>> START
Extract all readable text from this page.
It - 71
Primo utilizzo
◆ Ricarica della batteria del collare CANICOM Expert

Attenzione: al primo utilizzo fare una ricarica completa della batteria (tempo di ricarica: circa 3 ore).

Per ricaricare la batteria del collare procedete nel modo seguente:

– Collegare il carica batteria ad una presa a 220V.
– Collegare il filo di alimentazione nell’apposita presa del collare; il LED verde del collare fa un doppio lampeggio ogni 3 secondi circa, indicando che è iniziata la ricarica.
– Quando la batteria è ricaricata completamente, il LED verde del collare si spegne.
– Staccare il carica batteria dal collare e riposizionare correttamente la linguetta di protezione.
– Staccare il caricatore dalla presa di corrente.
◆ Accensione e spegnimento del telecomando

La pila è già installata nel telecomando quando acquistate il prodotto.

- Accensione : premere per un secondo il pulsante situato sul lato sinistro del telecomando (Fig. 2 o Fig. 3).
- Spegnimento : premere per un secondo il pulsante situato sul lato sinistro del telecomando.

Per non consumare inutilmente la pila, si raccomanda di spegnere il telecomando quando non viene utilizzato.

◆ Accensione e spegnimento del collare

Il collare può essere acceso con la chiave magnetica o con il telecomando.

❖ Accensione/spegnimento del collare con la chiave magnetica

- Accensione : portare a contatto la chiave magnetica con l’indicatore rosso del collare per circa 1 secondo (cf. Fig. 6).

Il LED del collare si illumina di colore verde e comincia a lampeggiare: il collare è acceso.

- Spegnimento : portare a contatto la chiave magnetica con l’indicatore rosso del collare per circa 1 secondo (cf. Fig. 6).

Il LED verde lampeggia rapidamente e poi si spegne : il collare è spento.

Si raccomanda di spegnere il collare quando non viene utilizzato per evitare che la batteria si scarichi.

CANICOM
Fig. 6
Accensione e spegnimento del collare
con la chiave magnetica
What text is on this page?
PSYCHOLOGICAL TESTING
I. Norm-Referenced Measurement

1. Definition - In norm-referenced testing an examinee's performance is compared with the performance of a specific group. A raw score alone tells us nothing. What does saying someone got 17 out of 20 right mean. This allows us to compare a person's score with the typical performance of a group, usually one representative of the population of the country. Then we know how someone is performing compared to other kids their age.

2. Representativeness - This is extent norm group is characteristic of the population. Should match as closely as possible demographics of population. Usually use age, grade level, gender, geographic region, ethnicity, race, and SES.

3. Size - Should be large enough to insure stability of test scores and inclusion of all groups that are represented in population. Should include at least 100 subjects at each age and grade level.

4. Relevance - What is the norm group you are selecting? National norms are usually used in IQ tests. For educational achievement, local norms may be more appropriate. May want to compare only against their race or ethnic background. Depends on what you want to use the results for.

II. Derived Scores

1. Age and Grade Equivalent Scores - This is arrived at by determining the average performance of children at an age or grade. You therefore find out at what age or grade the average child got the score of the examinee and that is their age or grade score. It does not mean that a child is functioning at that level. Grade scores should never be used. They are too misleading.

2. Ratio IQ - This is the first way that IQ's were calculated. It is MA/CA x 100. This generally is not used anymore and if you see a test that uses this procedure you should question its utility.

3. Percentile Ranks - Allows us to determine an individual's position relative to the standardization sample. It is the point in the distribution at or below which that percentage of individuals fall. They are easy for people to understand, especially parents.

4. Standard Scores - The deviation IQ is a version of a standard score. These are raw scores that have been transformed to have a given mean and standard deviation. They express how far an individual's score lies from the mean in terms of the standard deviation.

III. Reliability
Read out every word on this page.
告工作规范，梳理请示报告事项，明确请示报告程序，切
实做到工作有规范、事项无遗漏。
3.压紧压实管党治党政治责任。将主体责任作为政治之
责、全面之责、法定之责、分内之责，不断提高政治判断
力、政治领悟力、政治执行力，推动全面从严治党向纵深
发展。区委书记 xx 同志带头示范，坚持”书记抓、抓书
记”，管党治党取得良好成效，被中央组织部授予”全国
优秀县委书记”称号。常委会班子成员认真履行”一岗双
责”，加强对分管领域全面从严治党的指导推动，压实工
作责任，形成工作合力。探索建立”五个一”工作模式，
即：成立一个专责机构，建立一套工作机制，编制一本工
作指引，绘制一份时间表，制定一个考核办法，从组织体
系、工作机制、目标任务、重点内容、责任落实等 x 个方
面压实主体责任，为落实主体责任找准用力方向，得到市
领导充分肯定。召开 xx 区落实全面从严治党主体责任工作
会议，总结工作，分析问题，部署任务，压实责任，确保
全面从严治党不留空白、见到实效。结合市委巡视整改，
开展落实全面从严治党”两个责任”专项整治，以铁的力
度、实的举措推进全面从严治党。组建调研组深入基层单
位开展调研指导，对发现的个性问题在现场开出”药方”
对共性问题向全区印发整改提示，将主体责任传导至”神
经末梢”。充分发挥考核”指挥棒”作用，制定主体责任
>> END
- [EXERCISE] Pull out every line of the entries that includes the word "sinistro".

- [OUTPUT BELOW]
- Accensione : premere per un secondo il pulsante situato sul lato sinistro del telecomando (Fig. 2 o Fig. 3).
- Spegnimento : premere per un secondo il pulsante situato sul lato sinistro del telecomando.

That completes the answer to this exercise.